***** MATERIAL FOR THIS EXERCISE

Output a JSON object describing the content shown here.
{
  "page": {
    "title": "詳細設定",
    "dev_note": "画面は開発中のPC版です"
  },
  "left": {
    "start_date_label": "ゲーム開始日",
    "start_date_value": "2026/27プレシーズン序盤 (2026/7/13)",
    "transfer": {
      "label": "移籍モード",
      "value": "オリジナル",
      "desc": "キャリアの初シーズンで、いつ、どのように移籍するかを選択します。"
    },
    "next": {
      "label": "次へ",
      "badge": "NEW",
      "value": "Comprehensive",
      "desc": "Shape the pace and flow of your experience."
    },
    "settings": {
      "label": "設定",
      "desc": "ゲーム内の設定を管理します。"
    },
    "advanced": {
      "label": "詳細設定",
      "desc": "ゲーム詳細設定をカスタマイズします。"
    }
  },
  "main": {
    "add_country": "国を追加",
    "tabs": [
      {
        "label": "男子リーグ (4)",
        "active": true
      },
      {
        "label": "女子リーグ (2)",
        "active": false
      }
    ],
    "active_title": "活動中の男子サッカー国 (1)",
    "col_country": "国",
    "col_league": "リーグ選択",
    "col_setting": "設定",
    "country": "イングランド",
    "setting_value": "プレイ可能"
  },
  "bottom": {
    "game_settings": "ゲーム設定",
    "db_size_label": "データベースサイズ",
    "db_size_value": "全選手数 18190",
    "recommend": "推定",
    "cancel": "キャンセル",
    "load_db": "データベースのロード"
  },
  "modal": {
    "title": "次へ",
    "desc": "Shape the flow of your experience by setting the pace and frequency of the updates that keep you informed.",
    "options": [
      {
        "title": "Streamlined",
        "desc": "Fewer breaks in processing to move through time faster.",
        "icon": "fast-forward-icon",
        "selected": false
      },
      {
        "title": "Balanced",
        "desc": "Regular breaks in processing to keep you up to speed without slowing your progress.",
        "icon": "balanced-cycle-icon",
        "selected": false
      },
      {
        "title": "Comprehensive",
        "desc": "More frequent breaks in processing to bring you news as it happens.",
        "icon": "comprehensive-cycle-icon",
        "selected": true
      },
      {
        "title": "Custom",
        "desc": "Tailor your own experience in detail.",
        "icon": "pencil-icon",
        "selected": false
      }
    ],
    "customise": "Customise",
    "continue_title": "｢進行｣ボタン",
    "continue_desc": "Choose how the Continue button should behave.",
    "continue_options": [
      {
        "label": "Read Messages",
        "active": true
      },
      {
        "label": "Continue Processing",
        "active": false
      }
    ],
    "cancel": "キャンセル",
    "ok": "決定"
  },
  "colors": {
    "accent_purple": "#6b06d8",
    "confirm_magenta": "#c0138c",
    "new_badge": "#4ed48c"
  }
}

**********

● SET EXERCISE:
Determine how many lines of the data contain "breaks" and give nothing but that number.

● SOLUTION TO THIS EXERCISE:
3